> Directions:
Copy out the entries in full and with complete accuracy; pictures are excluded.

> Recorded information:
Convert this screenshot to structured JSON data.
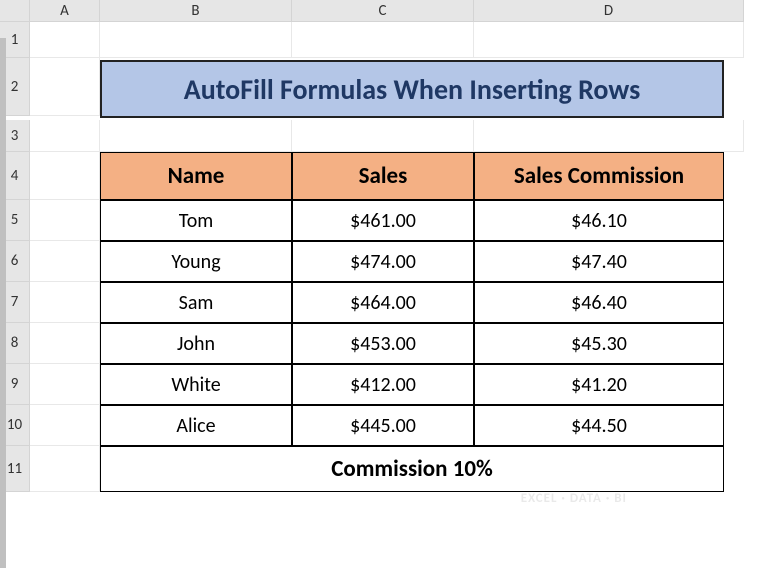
{
  "columns": [
    "A",
    "B",
    "C",
    "D"
  ],
  "rows": [
    "1",
    "2",
    "3",
    "4",
    "5",
    "6",
    "7",
    "8",
    "9",
    "10",
    "11"
  ],
  "title": "AutoFill Formulas When Inserting Rows",
  "headers": {
    "name": "Name",
    "sales": "Sales",
    "commission": "Sales Commission"
  },
  "data": [
    {
      "name": "Tom",
      "sales": "$461.00",
      "commission": "$46.10"
    },
    {
      "name": "Young",
      "sales": "$474.00",
      "commission": "$47.40"
    },
    {
      "name": "Sam",
      "sales": "$464.00",
      "commission": "$46.40"
    },
    {
      "name": "John",
      "sales": "$453.00",
      "commission": "$45.30"
    },
    {
      "name": "White",
      "sales": "$412.00",
      "commission": "$41.20"
    },
    {
      "name": "Alice",
      "sales": "$445.00",
      "commission": "$44.50"
    }
  ],
  "footer": "Commission 10%",
  "watermark": "EXCEL · DATA · BI"
}
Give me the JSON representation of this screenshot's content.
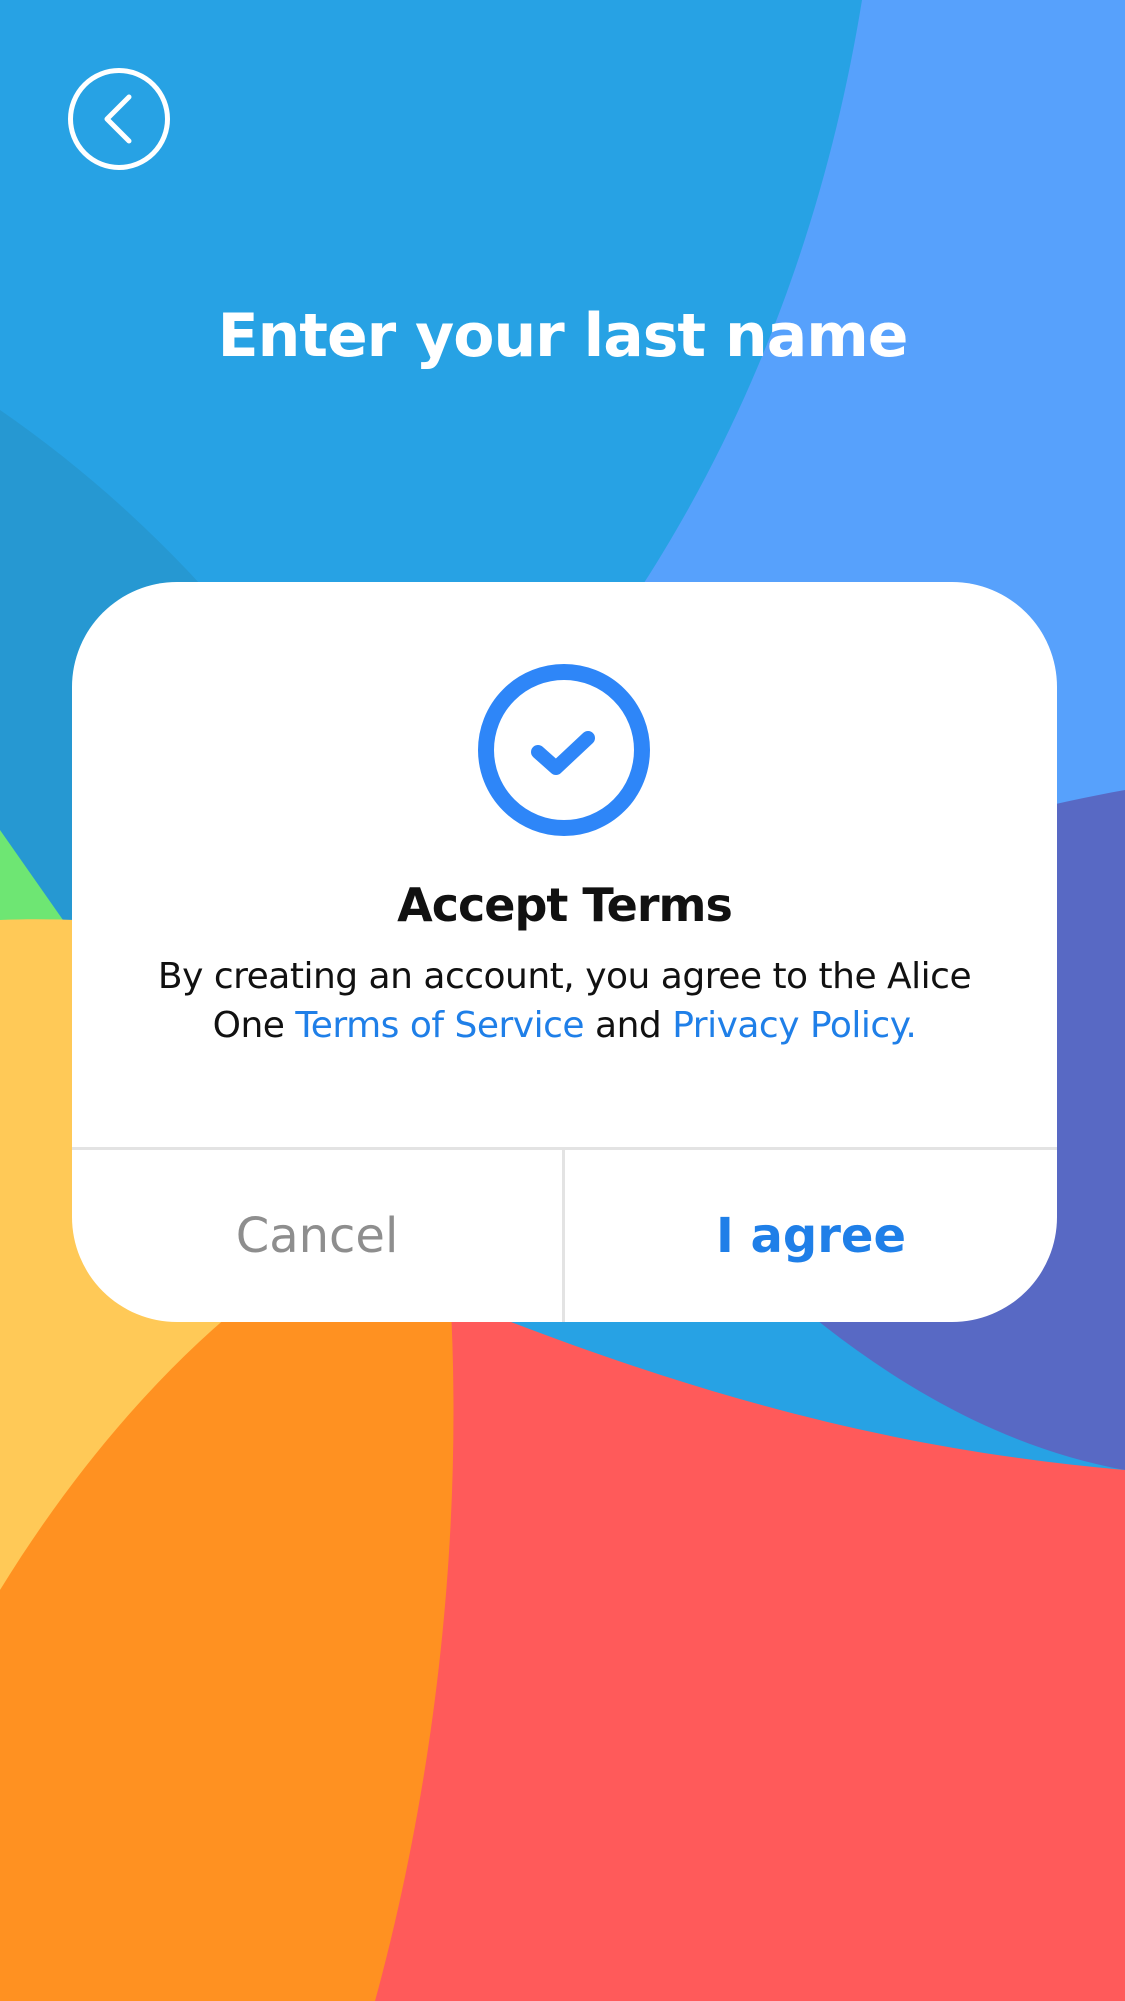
{
  "colors": {
    "bg_blue": "#27a2e4",
    "bg_light_blue": "#57a1fc",
    "bg_indigo": "#5869c4",
    "bg_teal": "#2698d2",
    "bg_green": "#6ee673",
    "bg_yellow": "#ffc957",
    "bg_orange": "#ff9121",
    "bg_red": "#ff5a5a",
    "accent": "#1f7fe8",
    "check_ring": "#2e86f8"
  },
  "header": {
    "back_icon": "chevron-left-icon",
    "title": "Enter your last name"
  },
  "dialog": {
    "icon": "check-circle-icon",
    "title": "Accept Terms",
    "body_prefix": "By creating an account, you agree to the Alice One ",
    "terms_link": "Terms of Service",
    "body_middle": " and ",
    "privacy_link": "Privacy Policy.",
    "cancel_label": "Cancel",
    "agree_label": "I agree"
  }
}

> Final answer:
Convert this screenshot to structured JSON data.
{
  "columns": [
    "A",
    "B",
    "C",
    "D"
  ],
  "rows": [
    "1",
    "2",
    "3",
    "4",
    "5",
    "6",
    "7",
    "8",
    "9",
    "10",
    "11"
  ],
  "title": "AutoFill Formulas When Inserting Rows",
  "headers": {
    "name": "Name",
    "sales": "Sales",
    "commission": "Sales Commission"
  },
  "data": [
    {
      "name": "Tom",
      "sales": "$461.00",
      "commission": "$46.10"
    },
    {
      "name": "Young",
      "sales": "$474.00",
      "commission": "$47.40"
    },
    {
      "name": "Sam",
      "sales": "$464.00",
      "commission": "$46.40"
    },
    {
      "name": "John",
      "sales": "$453.00",
      "commission": "$45.30"
    },
    {
      "name": "White",
      "sales": "$412.00",
      "commission": "$41.20"
    },
    {
      "name": "Alice",
      "sales": "$445.00",
      "commission": "$44.50"
    }
  ],
  "footer": "Commission 10%",
  "watermark": "EXCEL · DATA · BI"
}
Give me the JSON representation of this screenshot's content.
{
  "colors": {
    "bg_blue": "#27a2e4",
    "bg_light_blue": "#57a1fc",
    "bg_indigo": "#5869c4",
    "bg_teal": "#2698d2",
    "bg_green": "#6ee673",
    "bg_yellow": "#ffc957",
    "bg_orange": "#ff9121",
    "bg_red": "#ff5a5a",
    "accent": "#1f7fe8",
    "check_ring": "#2e86f8"
  },
  "header": {
    "back_icon": "chevron-left-icon",
    "title": "Enter your last name"
  },
  "dialog": {
    "icon": "check-circle-icon",
    "title": "Accept Terms",
    "body_prefix": "By creating an account, you agree to the Alice One ",
    "terms_link": "Terms of Service",
    "body_middle": " and ",
    "privacy_link": "Privacy Policy.",
    "cancel_label": "Cancel",
    "agree_label": "I agree"
  }
}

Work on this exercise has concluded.